• **Goal**
Scan the lines below for the string "Bolt" and report how many lines contain it, giving only the number.

• **Exercise material**

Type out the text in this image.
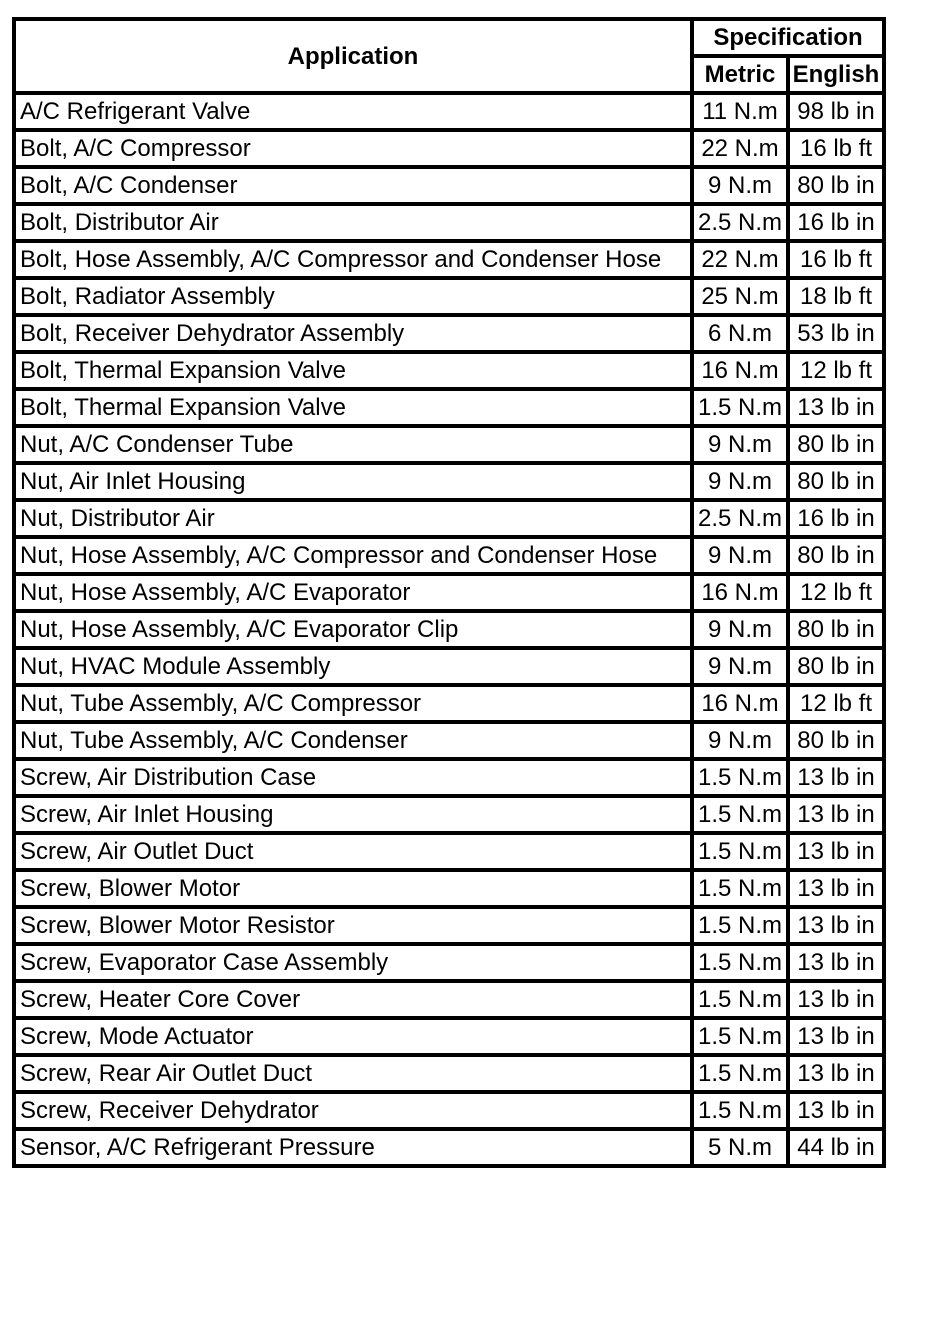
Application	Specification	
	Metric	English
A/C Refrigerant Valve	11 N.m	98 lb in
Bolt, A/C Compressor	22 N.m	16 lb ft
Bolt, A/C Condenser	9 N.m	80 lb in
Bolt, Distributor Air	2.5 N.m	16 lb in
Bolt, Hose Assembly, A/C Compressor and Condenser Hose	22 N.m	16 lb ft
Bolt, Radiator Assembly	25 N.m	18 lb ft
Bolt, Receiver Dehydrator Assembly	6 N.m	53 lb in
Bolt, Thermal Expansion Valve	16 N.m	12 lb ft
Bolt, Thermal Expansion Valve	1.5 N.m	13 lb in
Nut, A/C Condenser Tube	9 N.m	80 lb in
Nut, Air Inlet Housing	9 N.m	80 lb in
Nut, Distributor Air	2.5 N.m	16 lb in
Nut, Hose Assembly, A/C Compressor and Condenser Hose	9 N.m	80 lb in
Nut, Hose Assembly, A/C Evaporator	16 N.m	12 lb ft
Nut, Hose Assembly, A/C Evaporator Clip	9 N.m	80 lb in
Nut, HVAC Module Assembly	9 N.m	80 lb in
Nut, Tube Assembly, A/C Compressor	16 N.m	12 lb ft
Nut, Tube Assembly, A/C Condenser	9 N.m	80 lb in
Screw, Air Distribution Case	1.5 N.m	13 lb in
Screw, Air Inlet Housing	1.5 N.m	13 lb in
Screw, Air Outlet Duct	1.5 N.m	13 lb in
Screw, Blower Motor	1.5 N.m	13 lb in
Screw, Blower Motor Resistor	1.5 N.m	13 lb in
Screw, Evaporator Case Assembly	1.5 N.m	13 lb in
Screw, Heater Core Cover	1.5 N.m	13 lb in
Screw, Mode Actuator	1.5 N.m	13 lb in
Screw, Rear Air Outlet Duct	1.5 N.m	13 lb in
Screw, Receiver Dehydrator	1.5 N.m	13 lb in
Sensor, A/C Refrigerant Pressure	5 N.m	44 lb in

--

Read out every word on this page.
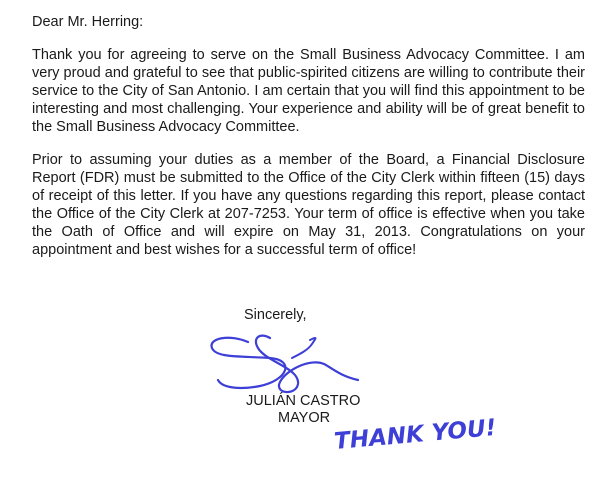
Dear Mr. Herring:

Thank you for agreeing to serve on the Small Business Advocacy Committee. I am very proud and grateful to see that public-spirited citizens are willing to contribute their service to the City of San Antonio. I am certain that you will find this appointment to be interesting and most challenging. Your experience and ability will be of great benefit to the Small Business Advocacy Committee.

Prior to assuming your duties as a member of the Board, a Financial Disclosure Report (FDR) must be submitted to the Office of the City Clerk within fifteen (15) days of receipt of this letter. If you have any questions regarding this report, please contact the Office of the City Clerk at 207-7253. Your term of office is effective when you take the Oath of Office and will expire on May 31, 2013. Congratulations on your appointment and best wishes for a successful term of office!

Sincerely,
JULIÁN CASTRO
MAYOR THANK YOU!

• **Complete answer**
8